**Objective**
Filter this data down to the lines that hold "stats", and copy them.

====== Information supplied

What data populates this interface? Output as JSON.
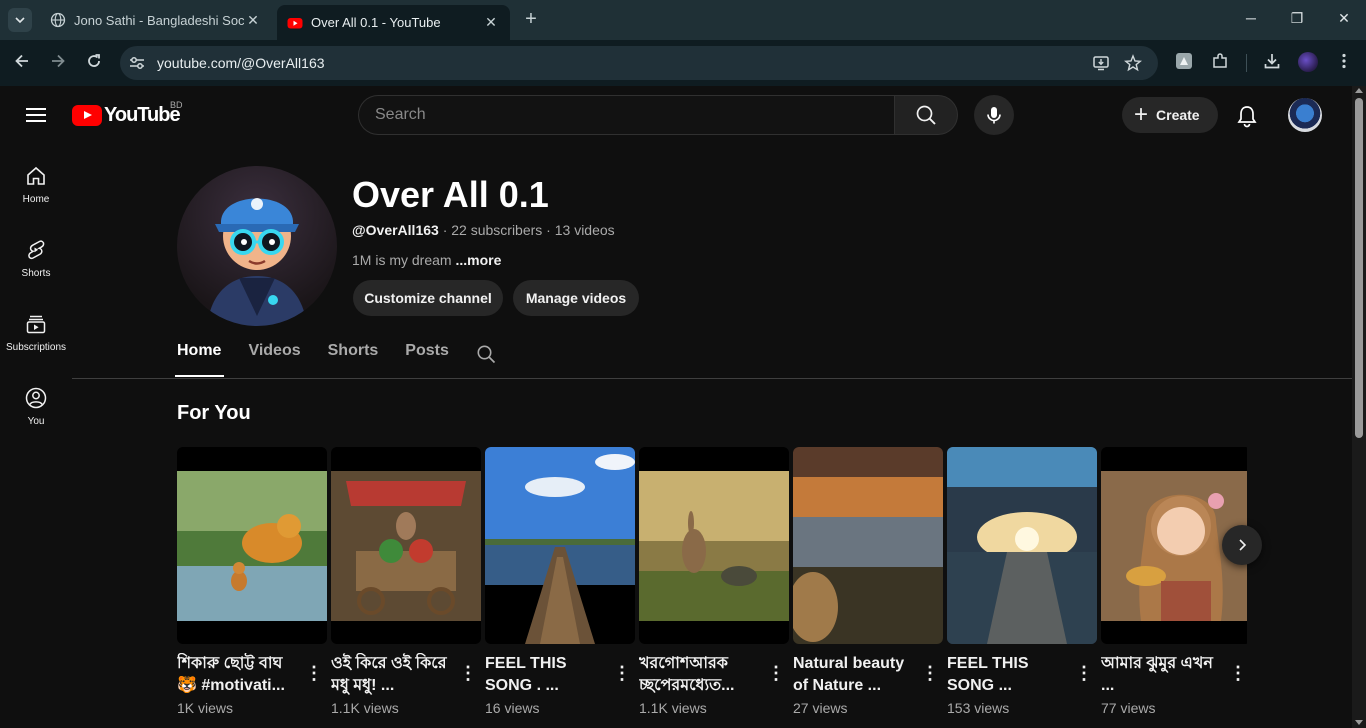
{
  "browser": {
    "tabs": [
      {
        "title": "Jono Sathi - Bangladeshi Social",
        "active": false
      },
      {
        "title": "Over All 0.1 - YouTube",
        "active": true
      }
    ],
    "url": "youtube.com/@OverAll163",
    "new_tab_label": "+",
    "minimize_label": "─",
    "restore_label": "❐",
    "close_label": "✕"
  },
  "masthead": {
    "logo_text": "YouTube",
    "country_code": "BD",
    "search_placeholder": "Search",
    "create_label": "Create"
  },
  "guide": {
    "items": [
      {
        "label": "Home",
        "icon": "home-icon"
      },
      {
        "label": "Shorts",
        "icon": "shorts-icon"
      },
      {
        "label": "Subscriptions",
        "icon": "subscriptions-icon"
      },
      {
        "label": "You",
        "icon": "you-icon"
      }
    ]
  },
  "channel": {
    "name": "Over All 0.1",
    "handle": "@OverAll163",
    "stats": " · 22 subscribers · 13 videos",
    "description": "1M is my dream ",
    "more_label": "...more",
    "customize_label": "Customize channel",
    "manage_label": "Manage videos"
  },
  "channel_tabs": [
    "Home",
    "Videos",
    "Shorts",
    "Posts"
  ],
  "section": {
    "title": "For You"
  },
  "shorts": [
    {
      "title": "শিকারু ছোট্ট বাঘ 🐯 #motivati...",
      "views": "1K views"
    },
    {
      "title": "ওই কিরে ওই কিরে মধু মধু! ...",
      "views": "1.1K views"
    },
    {
      "title": "FEEL THIS SONG . ...",
      "views": "16 views"
    },
    {
      "title": "খরগোশআরক চ্ছপেরমধ্যেত...",
      "views": "1.1K views"
    },
    {
      "title": "Natural beauty of Nature ...",
      "views": "27 views"
    },
    {
      "title": "FEEL THIS SONG  ...",
      "views": "153 views"
    },
    {
      "title": "আমার ঝুমুর এখন ...",
      "views": "77 views"
    }
  ],
  "colors": {
    "brand_red": "#ff0000",
    "background": "#0f0f0f",
    "chrome_tabbar": "#1f3036",
    "chrome_toolbar": "#0f1c21"
  }
}
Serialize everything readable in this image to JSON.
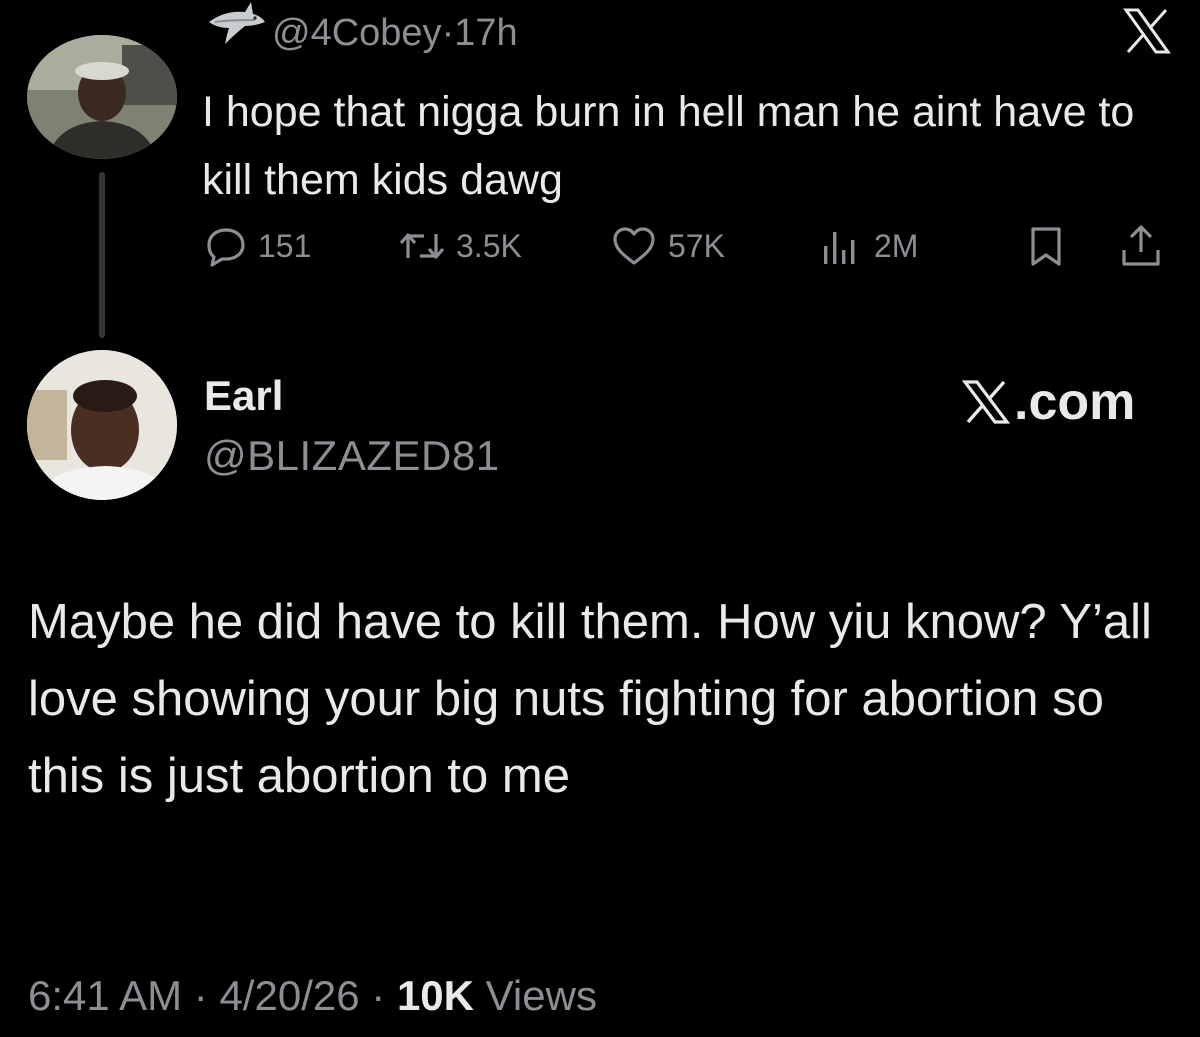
{
  "tweet1": {
    "handle": "@4Cobey",
    "separator": "·",
    "time": "17h",
    "text": "I hope that nigga burn in hell man he aint have to kill them kids dawg",
    "stats": {
      "replies": "151",
      "retweets": "3.5K",
      "likes": "57K",
      "views": "2M"
    },
    "icons": {
      "badge": "shark-icon",
      "brand": "x-logo-icon",
      "reply": "reply-icon",
      "retweet": "retweet-icon",
      "like": "heart-icon",
      "views": "views-chart-icon",
      "bookmark": "bookmark-icon",
      "share": "share-icon"
    }
  },
  "tweet2": {
    "name": "Earl",
    "handle": "@BLIZAZED81",
    "brand": ".com",
    "text": "Maybe he did have to kill them. How yiu know? Y’all love showing your big nuts fighting for abortion so this is just abortion to me",
    "meta": {
      "time": "6:41 AM",
      "separator": "·",
      "date": "4/20/26",
      "views_count": "10K",
      "views_label": "Views"
    }
  },
  "colors": {
    "background": "#000000",
    "text_primary": "#e7e9ea",
    "text_secondary": "#8b8f94",
    "thread_line": "#333639"
  }
}
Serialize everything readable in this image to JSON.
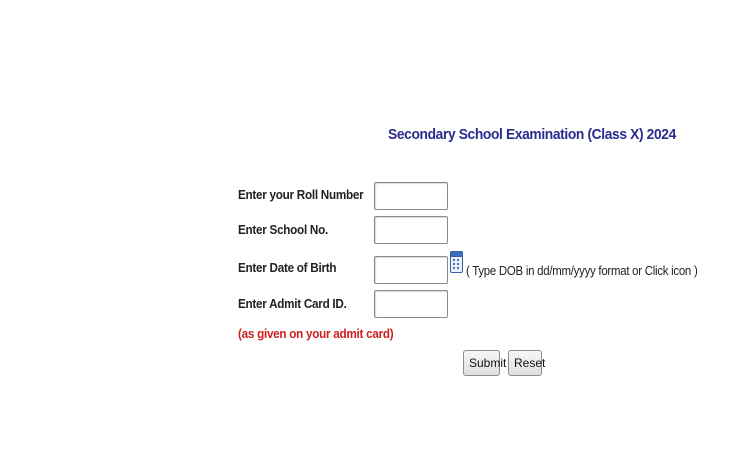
{
  "page": {
    "title": "Secondary School Examination (Class X) 2024"
  },
  "form": {
    "roll_number_label": "Enter your Roll Number",
    "school_no_label": "Enter School No.",
    "dob_label": "Enter Date of Birth",
    "dob_hint": "( Type DOB in dd/mm/yyyy format or Click icon )",
    "admit_card_label": "Enter Admit Card ID.",
    "admit_card_note": "(as given on your admit card)",
    "roll_number_value": "",
    "school_no_value": "",
    "dob_value": "",
    "admit_card_value": ""
  },
  "buttons": {
    "submit_label": "Submit",
    "reset_label": "Reset"
  },
  "icons": {
    "date_picker": "calendar-icon"
  },
  "colors": {
    "title": "#2b2b8f",
    "note": "#cc1f1f",
    "label": "#222222"
  }
}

============

**Solution for this problem**
    "stats": " · 22 subscribers · 13 videos",
    "stats": {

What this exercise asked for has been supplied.